===== DATA FOR THE TASK =====
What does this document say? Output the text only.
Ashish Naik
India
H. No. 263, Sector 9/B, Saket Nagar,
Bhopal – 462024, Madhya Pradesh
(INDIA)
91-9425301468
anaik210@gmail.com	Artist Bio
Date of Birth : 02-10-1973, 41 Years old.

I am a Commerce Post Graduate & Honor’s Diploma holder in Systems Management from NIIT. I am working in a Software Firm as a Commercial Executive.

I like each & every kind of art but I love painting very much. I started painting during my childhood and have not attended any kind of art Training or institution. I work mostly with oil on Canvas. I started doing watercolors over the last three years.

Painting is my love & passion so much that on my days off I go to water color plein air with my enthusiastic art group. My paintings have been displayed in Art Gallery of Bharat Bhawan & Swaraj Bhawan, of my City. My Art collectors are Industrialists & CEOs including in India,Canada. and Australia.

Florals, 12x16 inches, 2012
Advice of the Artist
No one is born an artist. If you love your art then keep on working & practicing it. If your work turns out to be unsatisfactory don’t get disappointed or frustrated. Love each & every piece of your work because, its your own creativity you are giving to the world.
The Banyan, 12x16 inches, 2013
=====
WHAT TO PRODUCE: Reproduce all of the records exactly.

COMPLETED EXERCISE:
What does this document say? Output the text only.
Ashish Naik
India
H. No. 263, Sector 9/B, Saket Nagar,
Bhopal – 462024, Madhya Pradesh
(INDIA)
91-9425301468
anaik210@gmail.com	Artist Bio
Date of Birth : 02-10-1973, 41 Years old.

I am a Commerce Post Graduate & Honor’s Diploma holder in Systems Management from NIIT. I am working in a Software Firm as a Commercial Executive.

I like each & every kind of art but I love painting very much. I started painting during my childhood and have not attended any kind of art Training or institution. I work mostly with oil on Canvas. I started doing watercolors over the last three years.

Painting is my love & passion so much that on my days off I go to water color plein air with my enthusiastic art group. My paintings have been displayed in Art Gallery of Bharat Bhawan & Swaraj Bhawan, of my City. My Art collectors are Industrialists & CEOs including in India,Canada. and Australia.

Florals, 12x16 inches, 2012
Advice of the Artist
No one is born an artist. If you love your art then keep on working & practicing it. If your work turns out to be unsatisfactory don’t get disappointed or frustrated. Love each & every piece of your work because, its your own creativity you are giving to the world.
The Banyan, 12x16 inches, 2013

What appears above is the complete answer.